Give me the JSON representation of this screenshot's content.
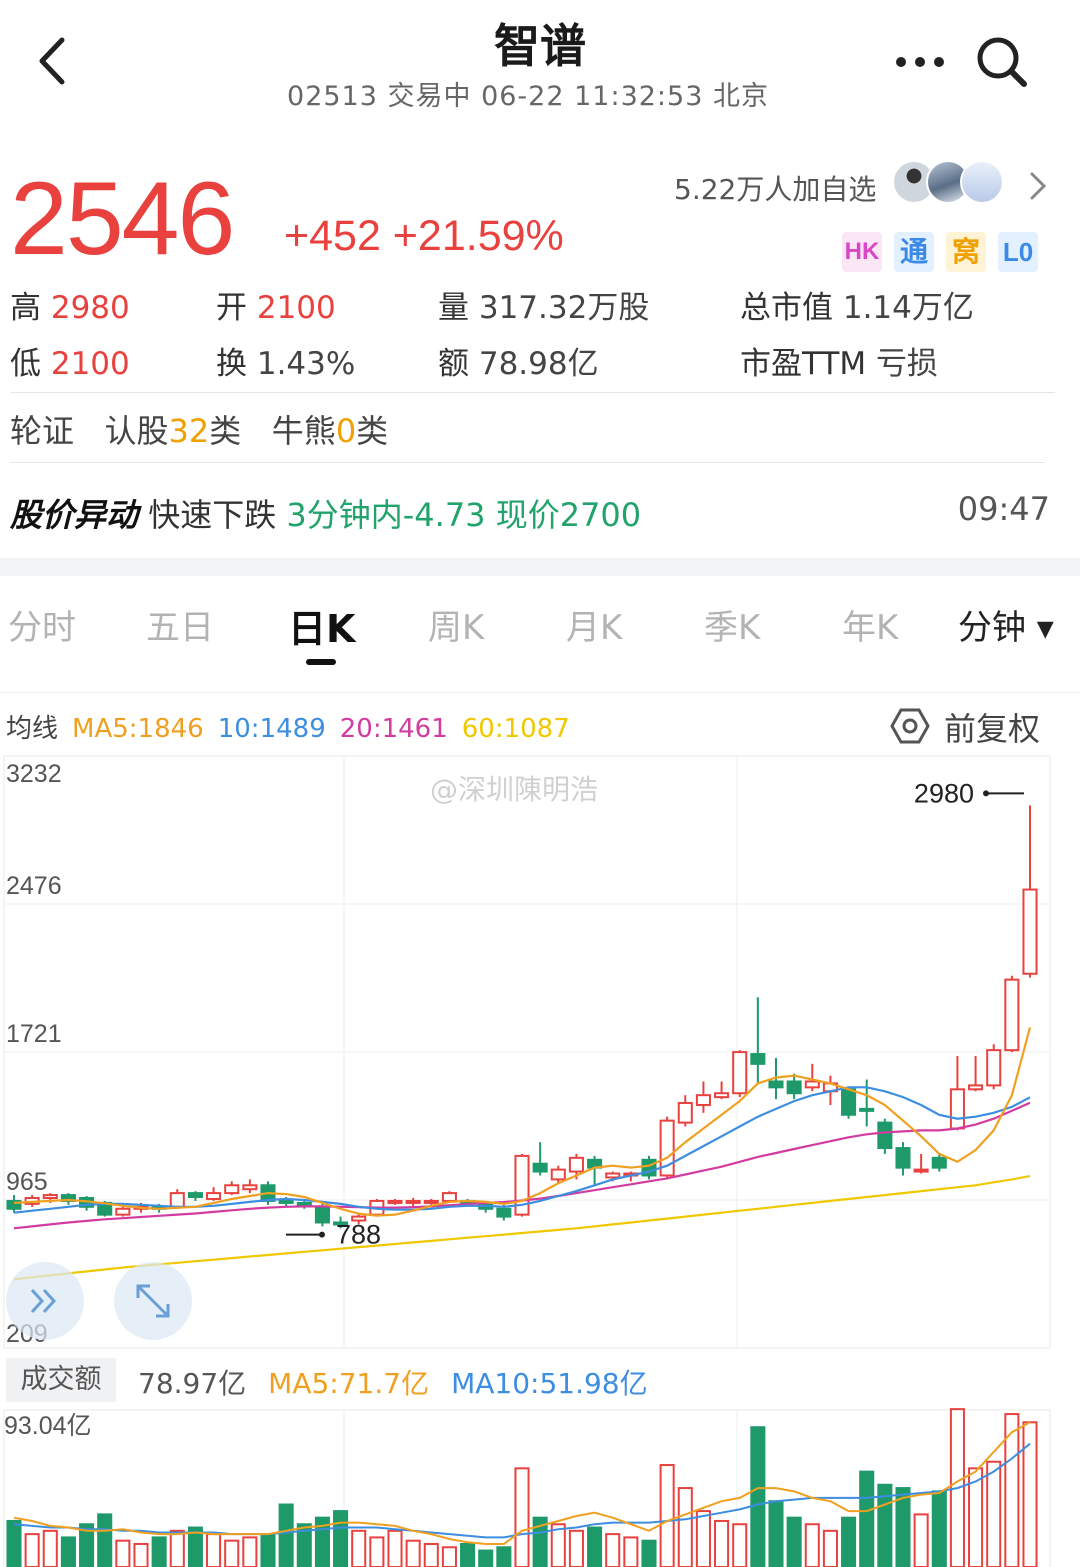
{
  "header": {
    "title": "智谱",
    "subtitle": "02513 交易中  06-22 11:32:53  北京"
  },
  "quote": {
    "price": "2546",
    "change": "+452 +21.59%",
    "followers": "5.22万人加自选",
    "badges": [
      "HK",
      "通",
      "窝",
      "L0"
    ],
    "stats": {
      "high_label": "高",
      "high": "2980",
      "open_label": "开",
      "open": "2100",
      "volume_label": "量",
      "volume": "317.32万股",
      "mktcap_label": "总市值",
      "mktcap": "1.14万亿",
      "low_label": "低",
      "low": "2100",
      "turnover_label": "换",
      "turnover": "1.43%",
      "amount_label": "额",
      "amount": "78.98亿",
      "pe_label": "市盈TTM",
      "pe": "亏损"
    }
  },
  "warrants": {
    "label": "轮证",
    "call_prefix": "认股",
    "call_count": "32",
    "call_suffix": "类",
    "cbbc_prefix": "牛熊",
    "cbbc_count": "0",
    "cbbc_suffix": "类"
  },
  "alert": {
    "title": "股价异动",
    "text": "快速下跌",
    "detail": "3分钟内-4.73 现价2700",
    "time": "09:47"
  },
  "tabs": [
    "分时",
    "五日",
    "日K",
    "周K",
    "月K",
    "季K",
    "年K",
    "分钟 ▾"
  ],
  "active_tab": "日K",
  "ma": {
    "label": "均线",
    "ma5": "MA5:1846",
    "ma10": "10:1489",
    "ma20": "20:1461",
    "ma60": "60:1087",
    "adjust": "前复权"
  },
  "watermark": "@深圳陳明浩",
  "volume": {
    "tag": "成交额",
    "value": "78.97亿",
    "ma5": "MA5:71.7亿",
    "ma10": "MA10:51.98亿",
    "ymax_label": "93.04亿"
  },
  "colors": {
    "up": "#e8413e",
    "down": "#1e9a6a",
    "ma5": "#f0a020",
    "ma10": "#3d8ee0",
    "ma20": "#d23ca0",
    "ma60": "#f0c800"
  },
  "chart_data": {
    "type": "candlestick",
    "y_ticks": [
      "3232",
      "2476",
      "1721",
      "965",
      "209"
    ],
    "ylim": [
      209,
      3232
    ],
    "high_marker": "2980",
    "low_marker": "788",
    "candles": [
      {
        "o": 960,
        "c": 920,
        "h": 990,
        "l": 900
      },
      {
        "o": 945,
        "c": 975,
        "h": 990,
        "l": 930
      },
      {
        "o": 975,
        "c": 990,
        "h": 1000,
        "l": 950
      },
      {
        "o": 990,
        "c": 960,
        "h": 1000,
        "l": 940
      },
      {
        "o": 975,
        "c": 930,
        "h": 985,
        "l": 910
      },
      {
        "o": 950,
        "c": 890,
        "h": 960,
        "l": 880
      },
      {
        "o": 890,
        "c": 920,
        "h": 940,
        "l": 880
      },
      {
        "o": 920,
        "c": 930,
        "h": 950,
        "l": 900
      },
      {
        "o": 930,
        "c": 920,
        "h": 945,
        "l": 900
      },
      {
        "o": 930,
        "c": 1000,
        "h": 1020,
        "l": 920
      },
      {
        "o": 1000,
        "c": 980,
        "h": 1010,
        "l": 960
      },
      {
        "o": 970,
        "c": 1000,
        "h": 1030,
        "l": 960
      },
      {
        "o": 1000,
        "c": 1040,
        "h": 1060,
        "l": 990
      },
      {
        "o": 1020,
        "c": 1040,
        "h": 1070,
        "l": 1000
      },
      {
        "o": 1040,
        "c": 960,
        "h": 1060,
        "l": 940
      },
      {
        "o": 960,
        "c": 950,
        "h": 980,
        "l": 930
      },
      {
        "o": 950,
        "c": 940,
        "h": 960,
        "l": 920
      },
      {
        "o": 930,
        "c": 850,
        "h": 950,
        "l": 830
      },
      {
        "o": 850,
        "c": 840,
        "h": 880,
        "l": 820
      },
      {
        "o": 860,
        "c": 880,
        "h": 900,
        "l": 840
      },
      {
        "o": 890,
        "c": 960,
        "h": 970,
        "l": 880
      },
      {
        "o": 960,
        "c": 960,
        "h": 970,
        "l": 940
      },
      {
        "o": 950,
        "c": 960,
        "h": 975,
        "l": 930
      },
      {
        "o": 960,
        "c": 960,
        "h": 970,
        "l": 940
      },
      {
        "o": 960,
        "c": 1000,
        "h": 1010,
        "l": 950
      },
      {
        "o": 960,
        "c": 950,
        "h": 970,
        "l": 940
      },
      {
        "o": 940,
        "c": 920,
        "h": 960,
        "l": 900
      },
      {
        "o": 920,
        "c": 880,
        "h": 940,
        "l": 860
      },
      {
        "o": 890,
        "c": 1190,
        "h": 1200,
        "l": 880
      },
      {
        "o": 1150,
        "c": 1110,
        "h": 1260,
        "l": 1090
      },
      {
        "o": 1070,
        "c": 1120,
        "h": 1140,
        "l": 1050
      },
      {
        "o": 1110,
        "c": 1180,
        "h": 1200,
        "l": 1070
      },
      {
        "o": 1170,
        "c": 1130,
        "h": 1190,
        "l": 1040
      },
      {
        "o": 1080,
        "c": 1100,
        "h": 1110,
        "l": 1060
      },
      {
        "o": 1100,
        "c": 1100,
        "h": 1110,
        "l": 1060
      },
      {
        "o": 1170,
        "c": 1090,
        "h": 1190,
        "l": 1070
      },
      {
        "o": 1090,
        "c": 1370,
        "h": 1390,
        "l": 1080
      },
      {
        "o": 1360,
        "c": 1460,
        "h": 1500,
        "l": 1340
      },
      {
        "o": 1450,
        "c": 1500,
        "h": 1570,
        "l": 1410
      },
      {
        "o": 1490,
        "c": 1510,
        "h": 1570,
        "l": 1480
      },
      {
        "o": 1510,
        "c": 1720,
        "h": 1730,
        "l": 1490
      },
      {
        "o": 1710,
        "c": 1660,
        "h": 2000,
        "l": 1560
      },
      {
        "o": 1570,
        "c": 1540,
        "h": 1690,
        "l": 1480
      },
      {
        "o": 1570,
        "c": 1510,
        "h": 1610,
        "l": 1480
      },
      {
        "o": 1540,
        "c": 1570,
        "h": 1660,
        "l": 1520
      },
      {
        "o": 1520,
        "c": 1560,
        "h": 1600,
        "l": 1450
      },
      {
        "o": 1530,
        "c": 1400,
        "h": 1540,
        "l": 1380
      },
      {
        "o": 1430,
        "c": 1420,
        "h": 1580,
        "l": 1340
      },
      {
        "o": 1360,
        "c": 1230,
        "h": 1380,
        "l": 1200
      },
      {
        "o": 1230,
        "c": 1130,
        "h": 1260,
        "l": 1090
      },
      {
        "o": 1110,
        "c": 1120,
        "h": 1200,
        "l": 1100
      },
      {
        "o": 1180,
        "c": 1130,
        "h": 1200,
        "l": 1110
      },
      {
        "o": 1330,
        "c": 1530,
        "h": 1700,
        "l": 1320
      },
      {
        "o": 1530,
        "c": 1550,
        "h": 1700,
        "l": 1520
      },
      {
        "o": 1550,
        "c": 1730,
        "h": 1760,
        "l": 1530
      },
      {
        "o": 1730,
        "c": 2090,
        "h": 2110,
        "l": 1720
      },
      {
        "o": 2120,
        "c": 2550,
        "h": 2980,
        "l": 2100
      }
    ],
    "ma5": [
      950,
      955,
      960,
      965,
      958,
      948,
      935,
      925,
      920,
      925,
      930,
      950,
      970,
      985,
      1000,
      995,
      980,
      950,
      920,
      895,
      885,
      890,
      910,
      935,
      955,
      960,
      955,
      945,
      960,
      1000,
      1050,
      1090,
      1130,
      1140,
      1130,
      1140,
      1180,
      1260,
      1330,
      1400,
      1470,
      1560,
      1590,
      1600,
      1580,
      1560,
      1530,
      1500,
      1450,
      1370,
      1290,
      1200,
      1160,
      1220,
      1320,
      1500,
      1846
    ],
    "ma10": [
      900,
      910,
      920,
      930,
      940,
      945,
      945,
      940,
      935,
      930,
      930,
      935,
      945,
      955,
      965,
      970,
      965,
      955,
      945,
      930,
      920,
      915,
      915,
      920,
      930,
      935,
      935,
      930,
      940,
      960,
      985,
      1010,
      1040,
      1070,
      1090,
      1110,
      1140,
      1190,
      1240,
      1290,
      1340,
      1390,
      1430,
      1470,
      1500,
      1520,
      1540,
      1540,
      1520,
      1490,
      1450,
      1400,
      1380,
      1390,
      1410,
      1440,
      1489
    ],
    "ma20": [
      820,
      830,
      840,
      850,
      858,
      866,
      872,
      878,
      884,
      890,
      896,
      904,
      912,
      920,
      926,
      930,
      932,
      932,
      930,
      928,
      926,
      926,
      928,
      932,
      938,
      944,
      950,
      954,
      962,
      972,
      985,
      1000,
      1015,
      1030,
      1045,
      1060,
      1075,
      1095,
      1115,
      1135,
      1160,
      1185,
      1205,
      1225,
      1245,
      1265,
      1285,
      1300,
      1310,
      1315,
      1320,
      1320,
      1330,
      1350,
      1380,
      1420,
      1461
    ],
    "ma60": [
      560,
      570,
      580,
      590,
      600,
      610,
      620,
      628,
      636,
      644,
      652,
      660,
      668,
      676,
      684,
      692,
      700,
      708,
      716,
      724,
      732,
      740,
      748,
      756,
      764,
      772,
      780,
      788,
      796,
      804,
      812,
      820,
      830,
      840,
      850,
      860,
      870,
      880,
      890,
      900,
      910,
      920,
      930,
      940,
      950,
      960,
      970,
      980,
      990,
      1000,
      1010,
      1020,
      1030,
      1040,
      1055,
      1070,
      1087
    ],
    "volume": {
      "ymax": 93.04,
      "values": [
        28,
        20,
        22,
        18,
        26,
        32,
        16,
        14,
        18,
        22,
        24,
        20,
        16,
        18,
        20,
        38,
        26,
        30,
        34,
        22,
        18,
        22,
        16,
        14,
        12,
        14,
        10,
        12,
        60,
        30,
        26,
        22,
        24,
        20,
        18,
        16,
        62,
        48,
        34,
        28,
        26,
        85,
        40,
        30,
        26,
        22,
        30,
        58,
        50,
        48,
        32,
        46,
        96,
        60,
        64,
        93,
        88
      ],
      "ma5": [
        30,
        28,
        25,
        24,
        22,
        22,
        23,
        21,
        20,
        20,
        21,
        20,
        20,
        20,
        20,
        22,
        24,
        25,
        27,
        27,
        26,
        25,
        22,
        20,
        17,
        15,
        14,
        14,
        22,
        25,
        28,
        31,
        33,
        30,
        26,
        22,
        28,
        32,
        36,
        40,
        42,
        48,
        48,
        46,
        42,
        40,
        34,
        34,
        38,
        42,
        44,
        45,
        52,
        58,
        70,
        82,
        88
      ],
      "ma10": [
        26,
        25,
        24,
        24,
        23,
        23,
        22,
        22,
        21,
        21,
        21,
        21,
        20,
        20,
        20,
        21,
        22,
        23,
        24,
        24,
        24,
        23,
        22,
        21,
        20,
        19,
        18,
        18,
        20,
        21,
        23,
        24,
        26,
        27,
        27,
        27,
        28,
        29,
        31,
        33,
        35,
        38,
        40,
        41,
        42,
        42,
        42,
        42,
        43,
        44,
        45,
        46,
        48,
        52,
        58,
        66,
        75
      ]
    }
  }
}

---

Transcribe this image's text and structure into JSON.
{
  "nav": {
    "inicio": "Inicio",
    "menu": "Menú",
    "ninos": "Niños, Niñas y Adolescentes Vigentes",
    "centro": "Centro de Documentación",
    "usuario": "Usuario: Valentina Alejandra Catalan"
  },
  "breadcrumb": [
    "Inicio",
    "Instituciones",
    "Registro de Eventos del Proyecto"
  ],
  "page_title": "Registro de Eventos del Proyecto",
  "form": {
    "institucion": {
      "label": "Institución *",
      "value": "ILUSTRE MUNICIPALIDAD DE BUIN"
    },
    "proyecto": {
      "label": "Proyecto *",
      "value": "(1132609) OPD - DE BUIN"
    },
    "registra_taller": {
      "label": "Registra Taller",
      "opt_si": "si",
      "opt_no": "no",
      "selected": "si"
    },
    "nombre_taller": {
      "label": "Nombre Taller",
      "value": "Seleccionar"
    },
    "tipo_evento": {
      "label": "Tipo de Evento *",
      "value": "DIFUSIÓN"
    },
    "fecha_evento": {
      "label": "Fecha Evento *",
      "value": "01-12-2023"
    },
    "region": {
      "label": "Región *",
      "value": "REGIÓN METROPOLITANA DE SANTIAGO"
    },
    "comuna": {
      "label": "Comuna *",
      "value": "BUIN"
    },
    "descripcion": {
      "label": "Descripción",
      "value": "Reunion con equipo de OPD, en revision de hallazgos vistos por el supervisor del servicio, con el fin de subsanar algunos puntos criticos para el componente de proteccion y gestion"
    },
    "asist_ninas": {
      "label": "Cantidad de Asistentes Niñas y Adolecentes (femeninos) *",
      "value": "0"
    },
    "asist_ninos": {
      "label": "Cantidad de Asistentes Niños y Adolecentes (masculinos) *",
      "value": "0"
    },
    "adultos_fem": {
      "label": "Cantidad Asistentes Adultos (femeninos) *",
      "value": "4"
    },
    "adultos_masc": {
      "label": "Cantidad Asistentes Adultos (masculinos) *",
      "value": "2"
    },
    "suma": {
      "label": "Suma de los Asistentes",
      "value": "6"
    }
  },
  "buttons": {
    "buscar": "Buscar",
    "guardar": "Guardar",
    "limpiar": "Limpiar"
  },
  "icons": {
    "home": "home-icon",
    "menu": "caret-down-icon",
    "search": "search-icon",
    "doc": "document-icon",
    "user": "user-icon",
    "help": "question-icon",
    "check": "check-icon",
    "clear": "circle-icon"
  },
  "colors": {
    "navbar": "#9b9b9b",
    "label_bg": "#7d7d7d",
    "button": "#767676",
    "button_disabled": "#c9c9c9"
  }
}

§ **WHAT NEEDS TO BE DONE**
Select the lines in this material that hold the word "masculinos", leaving none out.

§ **WRITTEN SOLUTION**
      "label": "Cantidad de Asistentes Niños y Adolecentes (masculinos) *",
      "label": "Cantidad Asistentes Adultos (masculinos) *",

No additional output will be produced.